#### [Esercizi proposti]
A. Traduci in inglese questa frase del testo sul sostegno al popolo ucraino: "Ci guida la consapevolezza e la scelta che la pace si costruisce ogni giorno costruendo ponti tra la società civile di tutti i paesi."
B. Prosegui il testo sulle associazioni italiane accanto al popolo ucraino, riprendendo dopo l'ultima frase riportata.

Le associazioni italiane tendono la mano al popolo ucraino. Il Peace Village accoglie chi resta e resiste, simbolo dell’Europa dei popoli
Mercoledì notte abbiamo passato il confine tra la Polonia e l’Ucraina per la terza volta dallo scoppio della guerra. A giugno a Kiev abbiamo messo in piedi un incontro tra le associazioni italiane e ucraine ospiti del sindaco di Kiev. A ottobre a Leopoli abbiamo costruito un incontro tra i sindaci italiani e quelli ucraini, sulla scorta delle parole di Alexander Langer. Ci guida la consapevolezza e la scelta che la pace si costruisce ogni giorno costruendo ponti tra la società civile di tutti i paesi. E, come diceva Giorgio La Pira, i gemellaggi tra le città.

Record
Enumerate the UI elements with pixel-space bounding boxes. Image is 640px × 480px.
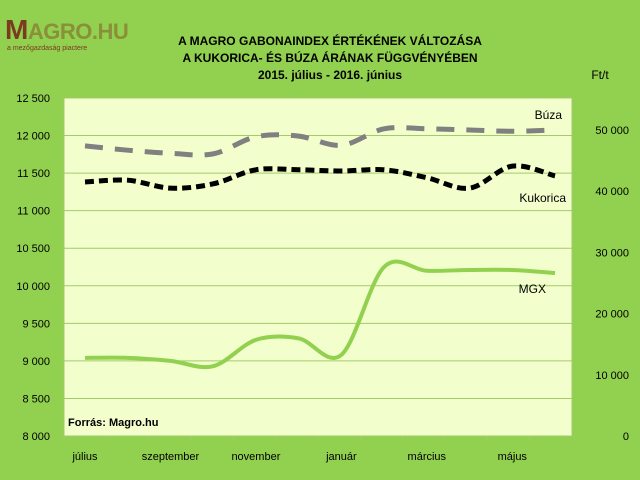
y-left-tick-label: 12 000 — [16, 131, 50, 143]
logo-brand: MAGRO.HU — [5, 14, 129, 45]
plot-area — [63, 97, 573, 437]
legend-buza: Búza — [535, 108, 563, 122]
x-tick-label: március — [408, 451, 447, 463]
series-line-búza — [84, 125, 556, 158]
legend-kukorica: Kukorica — [519, 191, 566, 205]
magro-logo: MAGRO.HU a mezőgazdaság piactere — [5, 8, 129, 53]
y-right-tick-label: 50 000 — [595, 125, 629, 137]
y-right-axis-label: Ft/t — [591, 68, 609, 82]
y-right-tick-label: 40 000 — [595, 186, 629, 198]
y-right-tick-label: 30 000 — [595, 247, 629, 259]
y-left-tick-label: 9 500 — [22, 318, 50, 330]
y-left-tick-label: 8 500 — [22, 393, 50, 405]
x-tick-label: szeptember — [142, 451, 200, 463]
y-left-tick-label: 10 000 — [16, 281, 50, 293]
series-line-kukorica — [84, 163, 556, 191]
chart-title-line-2: A KUKORICA- ÉS BÚZA ÁRÁNAK FÜGGVÉNYÉBEN — [182, 51, 478, 65]
source-annotation: Forrás: Magro.hu — [68, 417, 158, 429]
x-tick-label: május — [498, 451, 528, 463]
y-left-tick-label: 8 000 — [22, 431, 50, 443]
x-tick-label: július — [71, 451, 98, 463]
x-tick-label: január — [325, 451, 357, 463]
y-right-tick-label: 10 000 — [595, 370, 629, 382]
series-line-mgx — [84, 259, 556, 369]
y-right-tick-label: 20 000 — [595, 309, 629, 321]
y-right-tick-label: 0 — [623, 431, 629, 443]
y-left-tick-label: 10 500 — [16, 243, 50, 255]
logo-tagline: a mezőgazdaság piactere — [7, 45, 88, 52]
y-left-tick-label: 12 500 — [16, 93, 50, 105]
legend-mgx: MGX — [519, 282, 546, 296]
y-left-tick-label: 11 500 — [17, 168, 50, 180]
chart-title-line-3: 2015. július - 2016. június — [257, 68, 403, 82]
y-left-tick-label: 11 000 — [17, 206, 50, 218]
y-left-tick-label: 9 000 — [22, 356, 50, 368]
chart-title-line-1: A MAGRO GABONAINDEX ÉRTÉKÉNEK VÁLTOZÁSA — [178, 34, 482, 48]
x-tick-label: november — [231, 451, 280, 463]
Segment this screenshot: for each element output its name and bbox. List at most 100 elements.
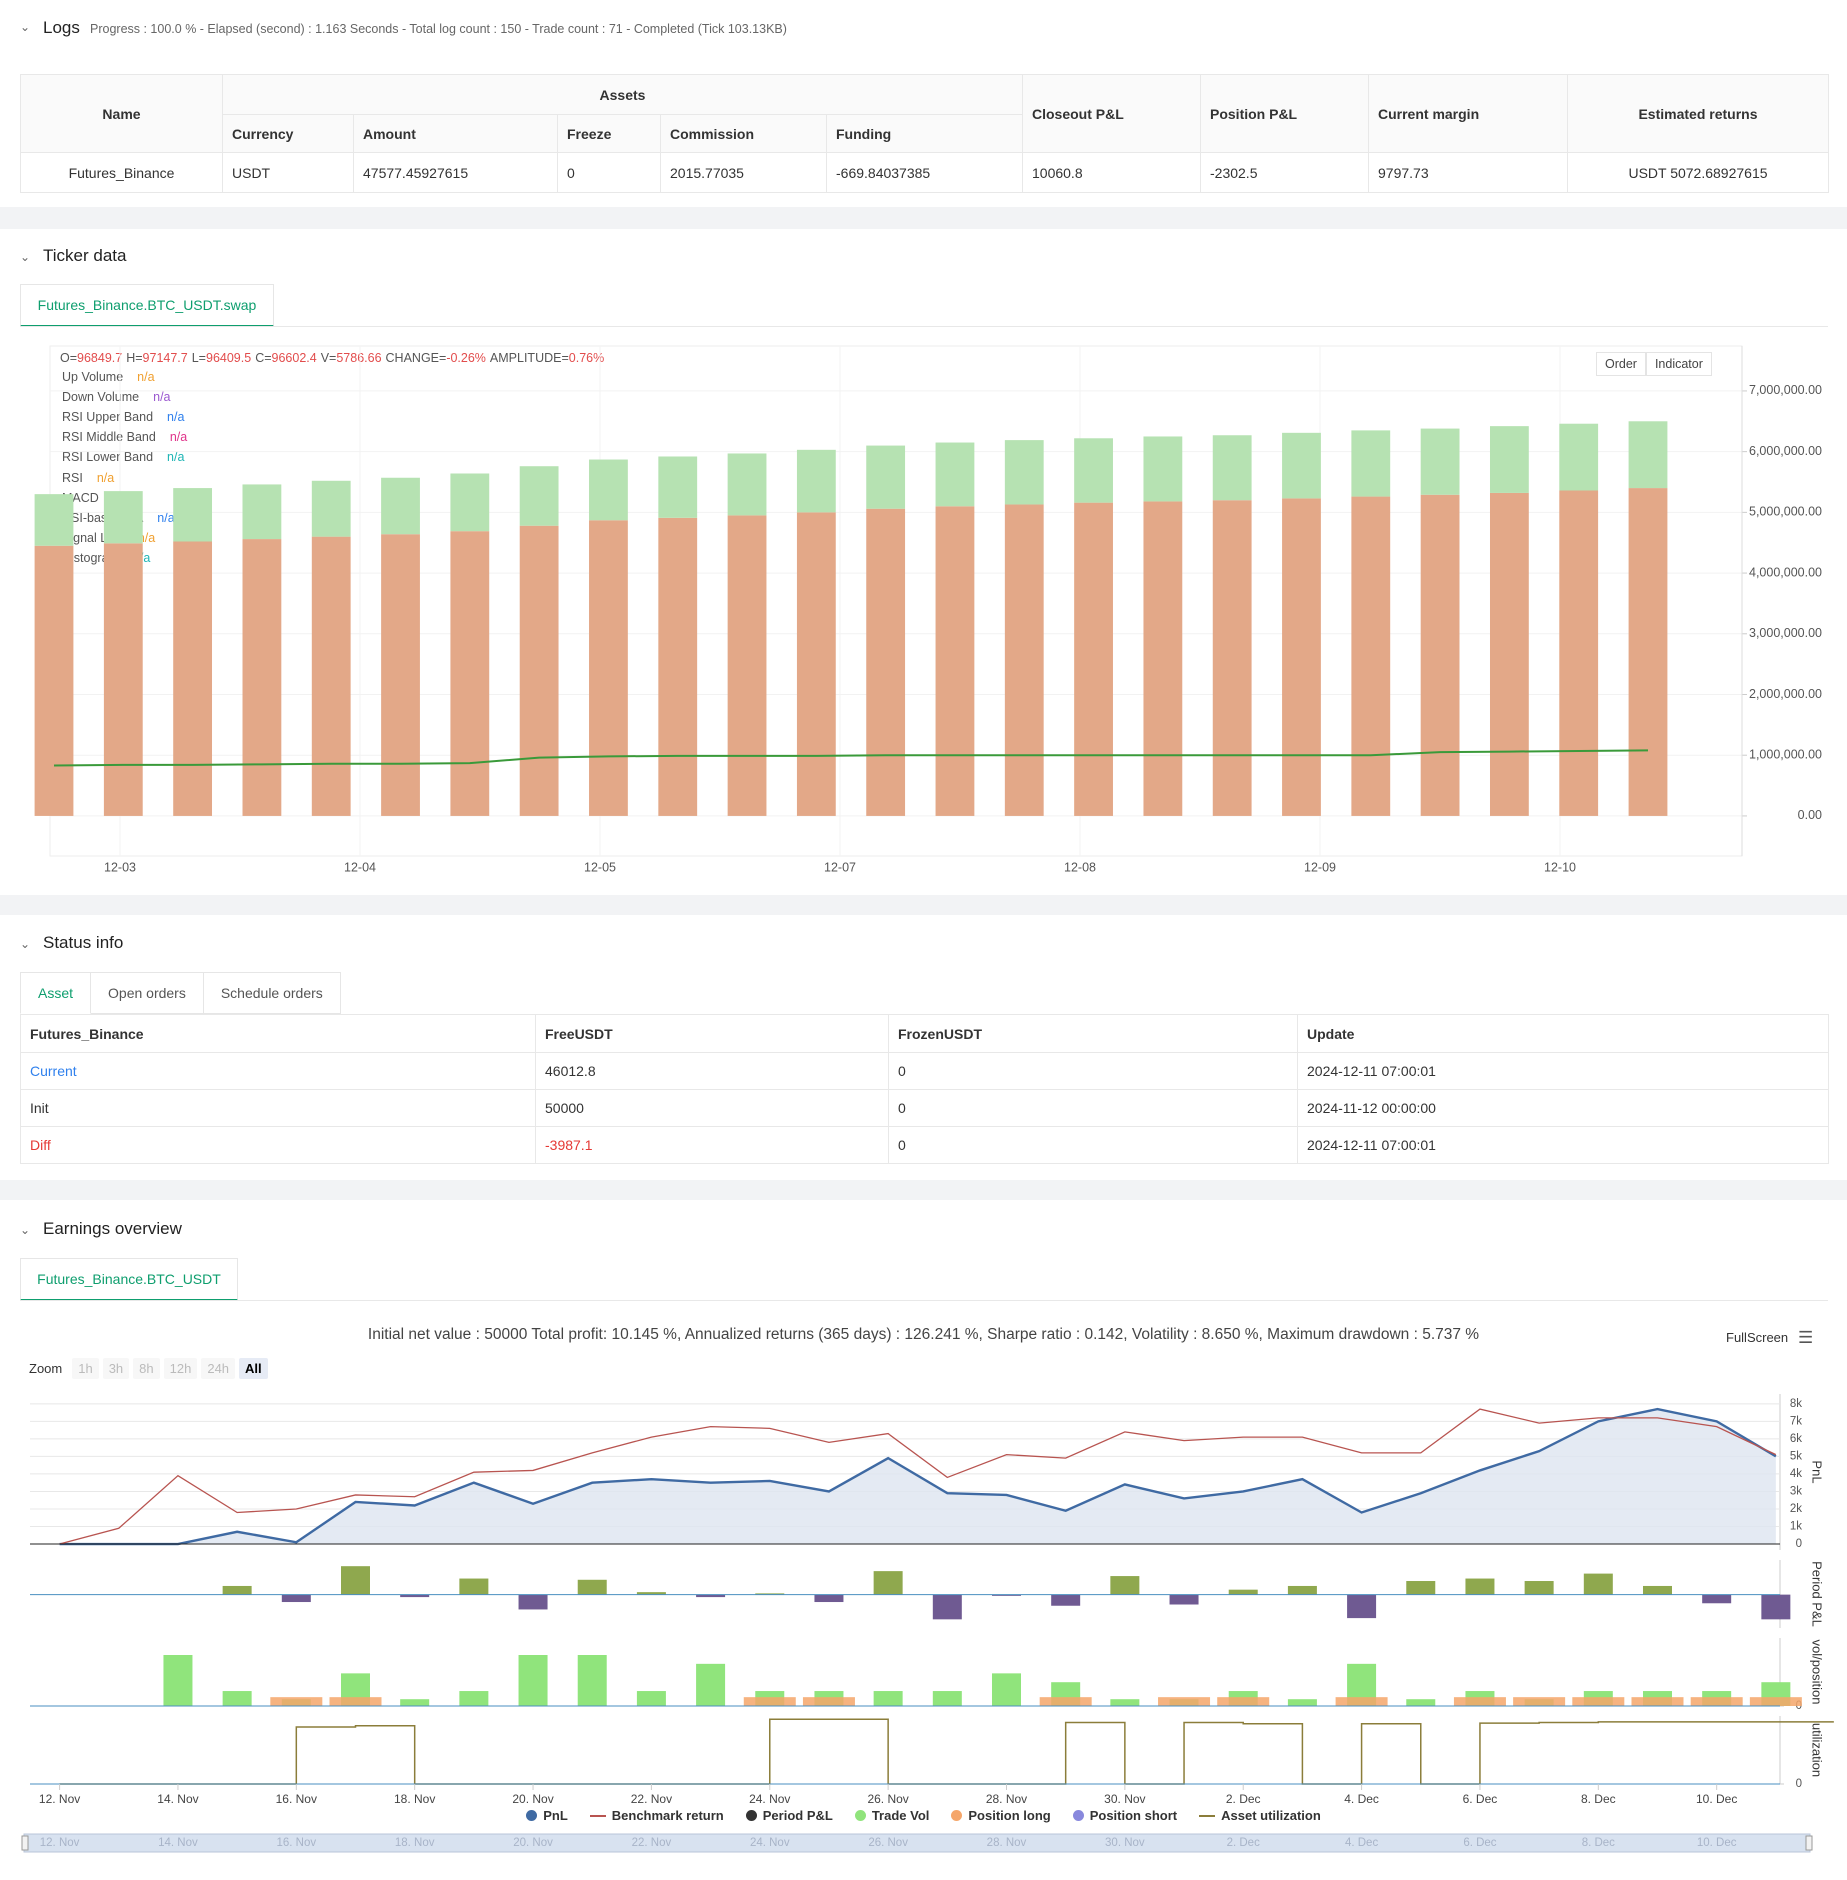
chart-button[interactable]: Order: [1596, 352, 1646, 376]
bar: [281, 1594, 311, 1603]
bar: [1110, 1699, 1140, 1706]
bar-segment: [450, 473, 490, 532]
fullscreen-button[interactable]: FullScreen: [1726, 1330, 1789, 1345]
bar: [636, 1691, 666, 1706]
bar: [1465, 1578, 1495, 1595]
bar: [1453, 1697, 1506, 1706]
navigator-label: 2. Dec: [1227, 1837, 1260, 1849]
tab[interactable]: Open orders: [91, 972, 204, 1014]
ohlc-key: V=: [320, 351, 337, 365]
bar: [1051, 1594, 1081, 1606]
bar-segment: [866, 445, 906, 509]
navigator-label: 10. Dec: [1697, 1837, 1737, 1849]
cell: -2302.5: [1200, 152, 1369, 193]
legend-marker: [951, 1810, 963, 1821]
bar: [755, 1593, 785, 1595]
bar-segment: [34, 494, 74, 546]
tab[interactable]: Asset: [20, 972, 92, 1014]
bar-segment: [173, 488, 213, 542]
bar: [1631, 1697, 1684, 1706]
bar-segment: [589, 520, 628, 816]
collapse-icon[interactable]: ⌄: [20, 1223, 31, 1237]
legend-item[interactable]: Benchmark return: [589, 1808, 724, 1823]
bar: [932, 1691, 962, 1706]
bar-segment: [519, 466, 559, 526]
bar-segment: [1559, 490, 1599, 816]
legend-item[interactable]: Position short: [1072, 1808, 1177, 1823]
cell: 2024-11-12 00:00:00: [1297, 1089, 1829, 1127]
section-title: Logs: [43, 18, 80, 37]
legend-value: n/a: [153, 390, 171, 405]
legend-item[interactable]: Asset utilization: [1199, 1808, 1321, 1823]
legend-item[interactable]: PnL: [526, 1808, 568, 1823]
line-series: [59, 1407, 1777, 1546]
bar: [459, 1691, 489, 1706]
legend-item[interactable]: Position long: [951, 1808, 1051, 1823]
bar: [696, 1663, 726, 1706]
status-tabs: Asset Open orders Schedule orders: [20, 972, 341, 1014]
collapse-icon[interactable]: ⌄: [20, 20, 31, 34]
cell: 2015.77035: [660, 152, 827, 193]
ticker-buttons: Order Indicator: [1596, 352, 1712, 376]
menu-icon[interactable]: ☰: [1798, 1328, 1814, 1347]
bar-segment: [1212, 435, 1252, 501]
legend-entry: Up Volume n/a: [62, 370, 155, 384]
ohlc-value: 96602.4: [271, 351, 317, 365]
legend-item[interactable]: Trade Vol: [854, 1808, 929, 1823]
bar-segment: [796, 512, 836, 816]
legend-value: n/a: [167, 450, 185, 465]
legend-marker: [854, 1810, 866, 1821]
bar: [873, 1571, 903, 1595]
legend-marker: [1199, 1814, 1216, 1817]
bar-segment: [1212, 500, 1252, 816]
chart-button[interactable]: Indicator: [1645, 352, 1712, 376]
section-gap: [0, 895, 1847, 915]
section-title: Earnings overview: [43, 1219, 182, 1238]
x-tick-label: 2. Dec: [1226, 1792, 1261, 1806]
bar: [577, 1655, 607, 1706]
navigator-label: 6. Dec: [1463, 1837, 1496, 1849]
y-tick-label: 7,000,000.00: [1749, 383, 1822, 397]
bar-segment: [866, 508, 906, 816]
x-tick-label: 12-05: [584, 860, 616, 874]
legend-item[interactable]: Period P&L: [745, 1808, 833, 1823]
cell: 9797.73: [1368, 152, 1568, 193]
bar: [991, 1594, 1021, 1596]
bar: [636, 1592, 666, 1595]
bar: [1110, 1576, 1140, 1595]
zoom-button[interactable]: 24h: [201, 1358, 236, 1379]
collapse-icon[interactable]: ⌄: [20, 937, 31, 951]
x-tick-label: 6. Dec: [1463, 1792, 1498, 1806]
tab[interactable]: Schedule orders: [203, 972, 341, 1014]
navigator-handle: [21, 1835, 29, 1851]
bar: [1642, 1585, 1672, 1595]
data-row: Futures_Binance USDT 47577.45927615 0 2015.7…: [20, 152, 1829, 193]
ohlc-key: H=: [126, 351, 143, 365]
navigator-label: 8. Dec: [1582, 1837, 1615, 1849]
zoom-button[interactable]: All: [239, 1358, 268, 1379]
zoom-button[interactable]: 1h: [72, 1358, 99, 1379]
zoom-button[interactable]: 12h: [163, 1358, 198, 1379]
x-tick-label: 22. Nov: [631, 1792, 672, 1806]
bar: [1228, 1589, 1258, 1595]
bar-segment: [1074, 502, 1113, 816]
bar: [340, 1566, 370, 1595]
collapse-icon[interactable]: ⌄: [20, 250, 31, 264]
bar: [1217, 1697, 1270, 1706]
zoom-button[interactable]: 3h: [102, 1358, 130, 1379]
bar: [743, 1697, 796, 1706]
bar: [459, 1578, 489, 1595]
zoom-button[interactable]: 8h: [133, 1358, 160, 1379]
bar-segment: [1628, 421, 1668, 489]
legend-name: RSI Middle Band: [62, 430, 156, 445]
bar-segment: [242, 539, 282, 816]
zoom-label: Zoom: [29, 1361, 63, 1376]
earnings-summary: Initial net value : 50000 Total profit: …: [367, 1326, 1480, 1343]
symbol-tab[interactable]: Futures_Binance.BTC_USDT: [20, 1258, 238, 1301]
bar-segment: [1420, 494, 1460, 816]
symbol-tab[interactable]: Futures_Binance.BTC_USDT.swap: [20, 284, 274, 327]
bar: [1513, 1697, 1566, 1706]
navigator-label: 26. Nov: [868, 1837, 908, 1849]
divider: [20, 1300, 1828, 1301]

#### [Soluzioni degli esercizi]
A. We are guided by the awareness and the choice that peace is built every day by building bridges between the civil societies of all countries.

B.
A Kiev abbiamo avuto la fortuna di conoscere Malik, con cui condivideremo questa esperienza. Serhiy Malik è un ex campione di motociclismo famosissimo che ora si occupa di aiuti umanitari. Fa avanti indietro con le aree di guerra, sottoposte a continui bombardamenti e combattimenti. Utilizza i propri mezzi e nella sua officina adatta i mezzi di soccorso agli scenari di guerra.
Saremo a Mikolaev, Bucha, e soprattutto a Brovary, la destinazione del progetto.
Cosa andremo a fare?
Il primo novembre 2022, il sindaco di Kiev, Klycko, che avevamo incontrato nella marcia nonviolenta dell’11 luglio, ha lanciato appello all’Europa per avere a disposizione dei rifugi climatici contro la nuova strategia del nemico.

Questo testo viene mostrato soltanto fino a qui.